> [Work to be completed]: Your task is to copy every record exactly.

> [Records for this task]:

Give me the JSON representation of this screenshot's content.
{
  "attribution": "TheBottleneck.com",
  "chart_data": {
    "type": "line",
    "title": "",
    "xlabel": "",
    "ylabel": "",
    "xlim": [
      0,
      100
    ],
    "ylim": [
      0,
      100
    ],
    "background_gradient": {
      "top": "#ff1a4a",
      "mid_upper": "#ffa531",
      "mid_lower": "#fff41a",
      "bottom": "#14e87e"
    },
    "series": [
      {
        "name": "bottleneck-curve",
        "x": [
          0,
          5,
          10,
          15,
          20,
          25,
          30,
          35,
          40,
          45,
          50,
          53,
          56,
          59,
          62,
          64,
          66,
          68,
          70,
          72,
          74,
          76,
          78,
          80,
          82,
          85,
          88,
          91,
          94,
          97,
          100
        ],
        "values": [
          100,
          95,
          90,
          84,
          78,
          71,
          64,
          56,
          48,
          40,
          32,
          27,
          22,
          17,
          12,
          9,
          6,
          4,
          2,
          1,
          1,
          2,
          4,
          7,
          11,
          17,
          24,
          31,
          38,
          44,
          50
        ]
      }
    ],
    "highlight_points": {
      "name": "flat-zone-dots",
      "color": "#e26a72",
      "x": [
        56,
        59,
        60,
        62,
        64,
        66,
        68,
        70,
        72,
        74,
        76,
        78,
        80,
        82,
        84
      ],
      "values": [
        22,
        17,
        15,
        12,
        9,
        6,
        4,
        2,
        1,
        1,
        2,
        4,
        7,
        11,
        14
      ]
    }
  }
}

> [Response]:
Give me the JSON representation of this screenshot's content.
{
  "attribution": "TheBottleneck.com",
  "chart_data": {
    "type": "line",
    "title": "",
    "xlabel": "",
    "ylabel": "",
    "xlim": [
      0,
      100
    ],
    "ylim": [
      0,
      100
    ],
    "background_gradient": {
      "top": "#ff1a4a",
      "mid_upper": "#ffa531",
      "mid_lower": "#fff41a",
      "bottom": "#14e87e"
    },
    "series": [
      {
        "name": "bottleneck-curve",
        "x": [
          0,
          5,
          10,
          15,
          20,
          25,
          30,
          35,
          40,
          45,
          50,
          53,
          56,
          59,
          62,
          64,
          66,
          68,
          70,
          72,
          74,
          76,
          78,
          80,
          82,
          85,
          88,
          91,
          94,
          97,
          100
        ],
        "values": [
          100,
          95,
          90,
          84,
          78,
          71,
          64,
          56,
          48,
          40,
          32,
          27,
          22,
          17,
          12,
          9,
          6,
          4,
          2,
          1,
          1,
          2,
          4,
          7,
          11,
          17,
          24,
          31,
          38,
          44,
          50
        ]
      }
    ],
    "highlight_points": {
      "name": "flat-zone-dots",
      "color": "#e26a72",
      "x": [
        56,
        59,
        60,
        62,
        64,
        66,
        68,
        70,
        72,
        74,
        76,
        78,
        80,
        82,
        84
      ],
      "values": [
        22,
        17,
        15,
        12,
        9,
        6,
        4,
        2,
        1,
        1,
        2,
        4,
        7,
        11,
        14
      ]
    }
  }
}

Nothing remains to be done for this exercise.